▶ _What this task involves_
Identify each line containing the word "icon" and copy it.

[Records contained in a dataset]
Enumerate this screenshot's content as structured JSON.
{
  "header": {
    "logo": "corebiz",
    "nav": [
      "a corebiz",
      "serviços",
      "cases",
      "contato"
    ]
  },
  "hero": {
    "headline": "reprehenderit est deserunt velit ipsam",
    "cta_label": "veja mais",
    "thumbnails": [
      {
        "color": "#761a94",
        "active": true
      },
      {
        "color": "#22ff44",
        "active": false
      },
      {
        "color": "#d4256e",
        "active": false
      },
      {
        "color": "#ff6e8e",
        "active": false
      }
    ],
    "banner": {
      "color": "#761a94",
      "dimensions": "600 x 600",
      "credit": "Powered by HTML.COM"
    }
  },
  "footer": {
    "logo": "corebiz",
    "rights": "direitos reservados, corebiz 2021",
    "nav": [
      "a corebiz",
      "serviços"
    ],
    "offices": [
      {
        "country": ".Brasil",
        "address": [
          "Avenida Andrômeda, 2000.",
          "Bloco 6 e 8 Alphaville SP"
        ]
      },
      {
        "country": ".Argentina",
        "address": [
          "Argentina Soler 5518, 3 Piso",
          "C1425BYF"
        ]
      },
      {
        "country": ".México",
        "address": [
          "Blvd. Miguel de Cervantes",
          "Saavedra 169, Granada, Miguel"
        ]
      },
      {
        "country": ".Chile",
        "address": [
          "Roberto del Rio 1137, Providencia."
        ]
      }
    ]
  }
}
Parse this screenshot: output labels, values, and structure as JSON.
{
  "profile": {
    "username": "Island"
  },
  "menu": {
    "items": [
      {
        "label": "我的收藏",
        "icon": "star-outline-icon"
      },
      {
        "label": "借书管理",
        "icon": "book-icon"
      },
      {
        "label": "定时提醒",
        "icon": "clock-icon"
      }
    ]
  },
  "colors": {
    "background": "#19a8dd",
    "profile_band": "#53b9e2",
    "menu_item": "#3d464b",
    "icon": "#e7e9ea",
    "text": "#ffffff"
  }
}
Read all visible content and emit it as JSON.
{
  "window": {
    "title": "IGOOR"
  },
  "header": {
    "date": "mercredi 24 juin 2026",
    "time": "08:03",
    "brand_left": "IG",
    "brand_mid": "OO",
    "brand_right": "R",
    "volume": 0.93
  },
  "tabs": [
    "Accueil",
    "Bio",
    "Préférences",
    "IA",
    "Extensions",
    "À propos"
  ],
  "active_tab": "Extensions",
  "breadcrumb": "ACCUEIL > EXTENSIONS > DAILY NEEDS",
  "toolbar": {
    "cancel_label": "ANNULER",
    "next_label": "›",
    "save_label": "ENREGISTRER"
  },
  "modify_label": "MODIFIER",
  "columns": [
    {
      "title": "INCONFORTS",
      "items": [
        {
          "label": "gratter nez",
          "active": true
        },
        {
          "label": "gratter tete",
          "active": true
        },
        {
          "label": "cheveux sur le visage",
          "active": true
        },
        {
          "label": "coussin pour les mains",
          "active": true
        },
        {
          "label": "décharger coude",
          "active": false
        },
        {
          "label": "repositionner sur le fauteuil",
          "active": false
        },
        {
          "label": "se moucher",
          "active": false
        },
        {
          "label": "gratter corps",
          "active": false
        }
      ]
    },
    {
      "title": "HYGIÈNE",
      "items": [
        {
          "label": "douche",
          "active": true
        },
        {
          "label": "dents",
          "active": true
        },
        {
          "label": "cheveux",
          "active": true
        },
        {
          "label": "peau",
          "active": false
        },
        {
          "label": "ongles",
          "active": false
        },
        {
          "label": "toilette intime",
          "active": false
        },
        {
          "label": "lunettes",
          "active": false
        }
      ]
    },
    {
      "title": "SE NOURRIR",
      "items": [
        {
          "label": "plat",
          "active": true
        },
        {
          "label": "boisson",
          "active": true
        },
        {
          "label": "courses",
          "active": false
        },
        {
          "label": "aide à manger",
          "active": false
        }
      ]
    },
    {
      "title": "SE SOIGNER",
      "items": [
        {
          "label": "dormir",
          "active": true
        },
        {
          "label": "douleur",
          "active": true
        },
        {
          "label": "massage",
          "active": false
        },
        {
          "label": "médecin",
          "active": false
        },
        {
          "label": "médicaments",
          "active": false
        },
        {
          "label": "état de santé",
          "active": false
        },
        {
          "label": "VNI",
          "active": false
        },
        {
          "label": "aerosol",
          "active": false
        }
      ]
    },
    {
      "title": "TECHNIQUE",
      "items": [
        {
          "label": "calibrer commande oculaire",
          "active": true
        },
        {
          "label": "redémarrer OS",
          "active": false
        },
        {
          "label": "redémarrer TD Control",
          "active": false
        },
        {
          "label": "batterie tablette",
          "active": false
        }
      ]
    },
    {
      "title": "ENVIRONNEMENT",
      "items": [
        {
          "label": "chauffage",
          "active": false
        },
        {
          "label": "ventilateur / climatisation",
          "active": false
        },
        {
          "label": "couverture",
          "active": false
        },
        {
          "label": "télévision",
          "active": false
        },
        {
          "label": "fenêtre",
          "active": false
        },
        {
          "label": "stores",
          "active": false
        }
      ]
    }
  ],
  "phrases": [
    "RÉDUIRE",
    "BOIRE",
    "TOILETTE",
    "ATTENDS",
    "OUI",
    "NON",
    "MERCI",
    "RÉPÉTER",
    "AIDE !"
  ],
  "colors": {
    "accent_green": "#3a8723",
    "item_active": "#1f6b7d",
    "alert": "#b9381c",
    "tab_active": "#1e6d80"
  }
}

▶ _Exercise solution_
        "icon": "star-outline-icon"
        "icon": "book-icon"
        "icon": "clock-icon"
    "icon": "#e7e9ea",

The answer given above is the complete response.